(Excerpt from a dataset)
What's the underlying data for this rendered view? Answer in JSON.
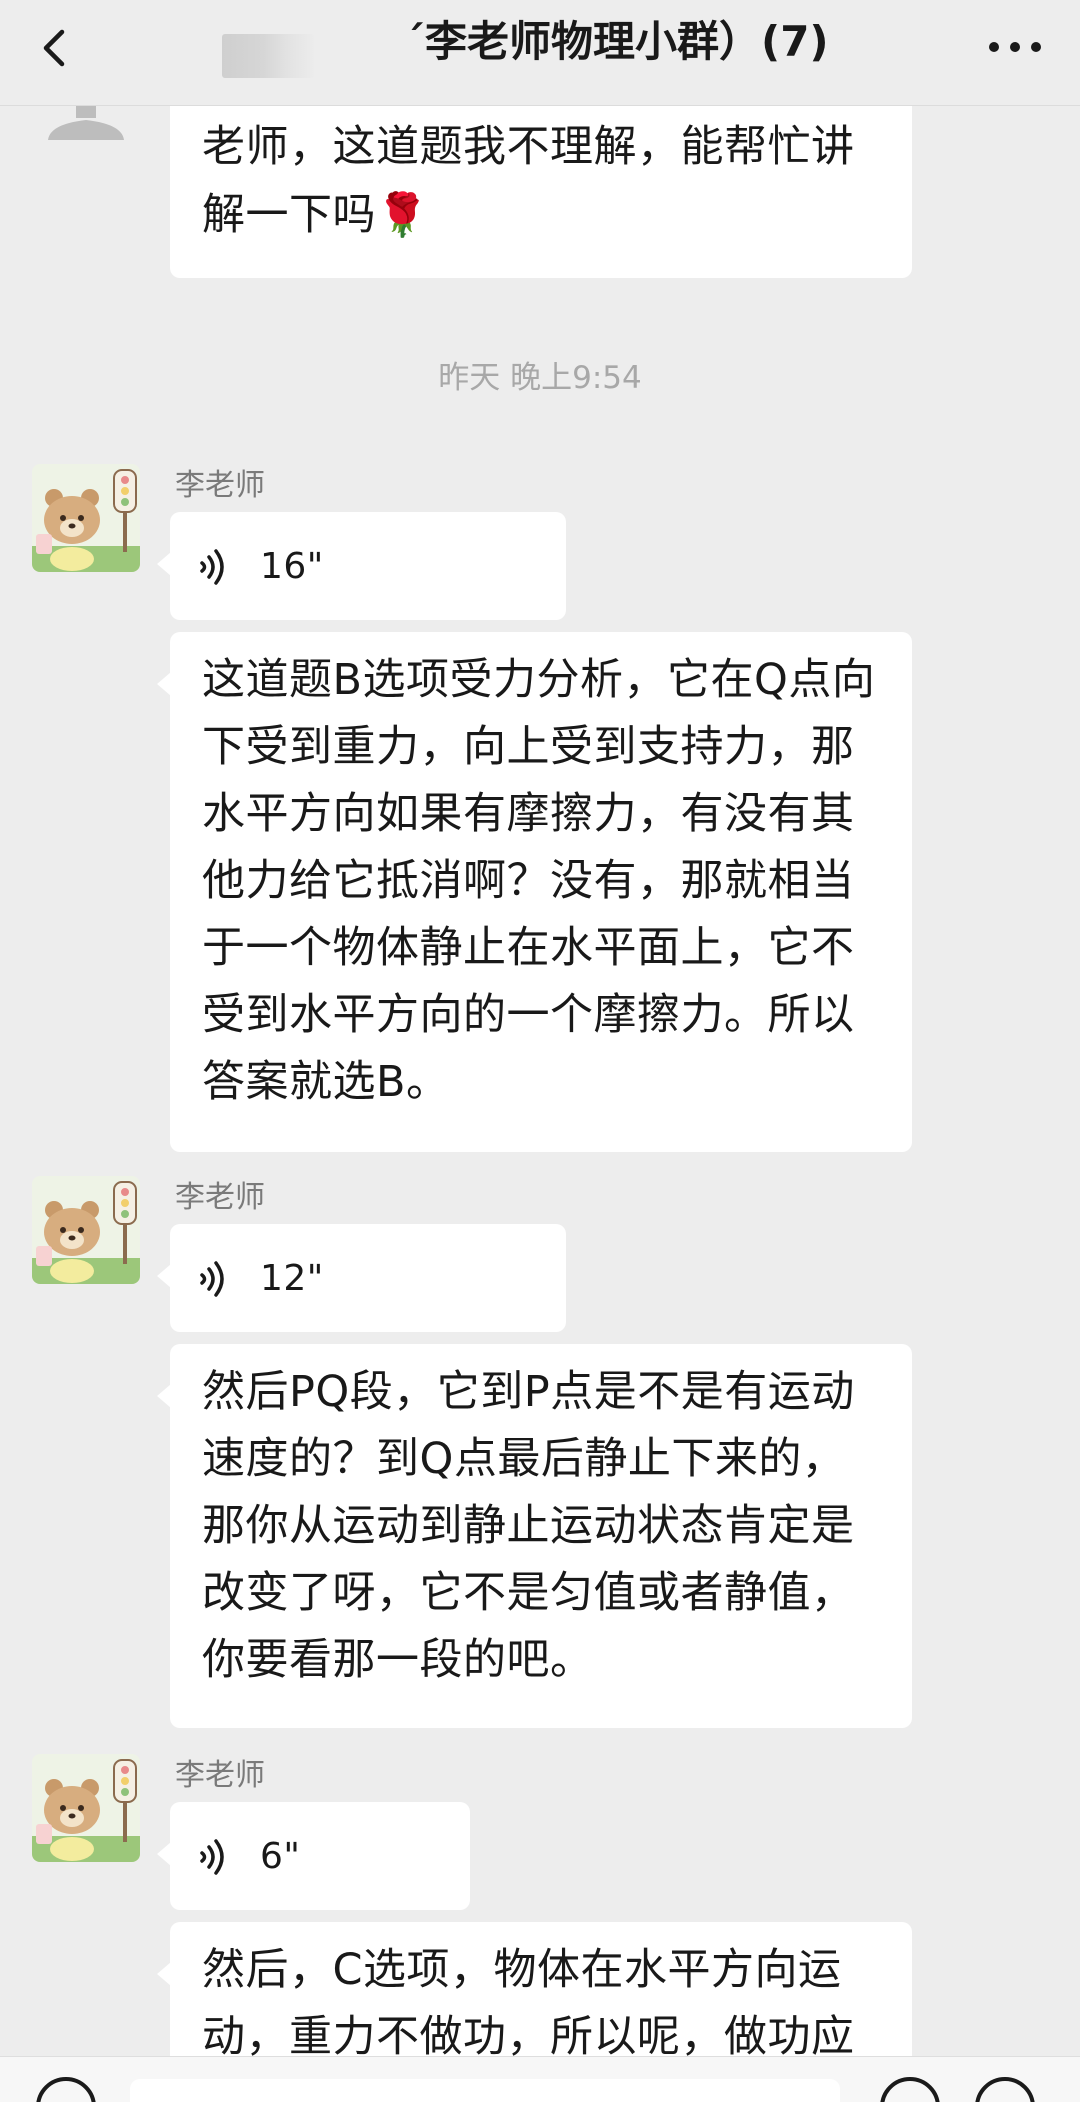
{
  "header": {
    "title": "´李老师物理小群）(7)"
  },
  "messages": {
    "m0": {
      "text": "老师，这道题我不理解，能帮忙讲解一下吗",
      "emoji": "🌹"
    },
    "timestamp": "昨天 晚上9:54",
    "m1_sender": "李老师",
    "m1_voice": "16\"",
    "m1_text": "这道题B选项受力分析，它在Q点向下受到重力，向上受到支持力，那水平方向如果有摩擦力，有没有其他力给它抵消啊？没有，那就相当于一个物体静止在水平面上，它不受到水平方向的一个摩擦力。所以答案就选B。",
    "m2_sender": "李老师",
    "m2_voice": "12\"",
    "m2_text": "然后PQ段，它到P点是不是有运动速度的？到Q点最后静止下来的，那你从运动到静止运动状态肯定是改变了呀，它不是匀值或者静值，你要看那一段的吧。",
    "m3_sender": "李老师",
    "m3_voice": "6\"",
    "m3_text": "然后，C选项，物体在水平方向运动，重力不做功，所以呢，做功应"
  },
  "icons": {
    "back": "chevron-left-icon",
    "more": "more-dots-icon",
    "voice": "voice-wave-icon",
    "avatar": "bear-traffic-light-avatar",
    "rose": "rose-emoji"
  },
  "colors": {
    "background": "#ededed",
    "bubble": "#ffffff",
    "text": "#191919",
    "meta": "#a8a8a8"
  }
}
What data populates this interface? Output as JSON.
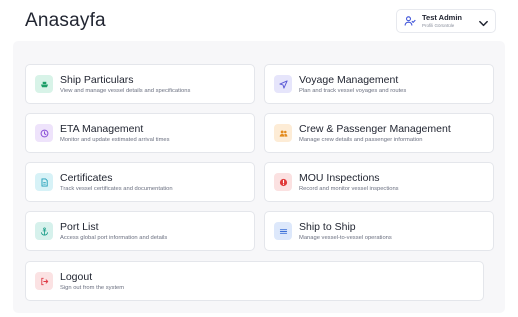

- _What is expected_:
Do not include the images; transcribe the rest of the listing exactly.

- _Answer for the task_:
What's the underlying data for this rendered view? Answer in JSON.
{
  "header": {
    "title": "´李老师物理小群）(7)"
  },
  "messages": {
    "m0": {
      "text": "老师，这道题我不理解，能帮忙讲解一下吗",
      "emoji": "🌹"
    },
    "timestamp": "昨天 晚上9:54",
    "m1_sender": "李老师",
    "m1_voice": "16\"",
    "m1_text": "这道题B选项受力分析，它在Q点向下受到重力，向上受到支持力，那水平方向如果有摩擦力，有没有其他力给它抵消啊？没有，那就相当于一个物体静止在水平面上，它不受到水平方向的一个摩擦力。所以答案就选B。",
    "m2_sender": "李老师",
    "m2_voice": "12\"",
    "m2_text": "然后PQ段，它到P点是不是有运动速度的？到Q点最后静止下来的，那你从运动到静止运动状态肯定是改变了呀，它不是匀值或者静值，你要看那一段的吧。",
    "m3_sender": "李老师",
    "m3_voice": "6\"",
    "m3_text": "然后，C选项，物体在水平方向运动，重力不做功，所以呢，做功应"
  },
  "icons": {
    "back": "chevron-left-icon",
    "more": "more-dots-icon",
    "voice": "voice-wave-icon",
    "avatar": "bear-traffic-light-avatar",
    "rose": "rose-emoji"
  },
  "colors": {
    "background": "#ededed",
    "bubble": "#ffffff",
    "text": "#191919",
    "meta": "#a8a8a8"
  }
}
What data populates this interface? Output as JSON.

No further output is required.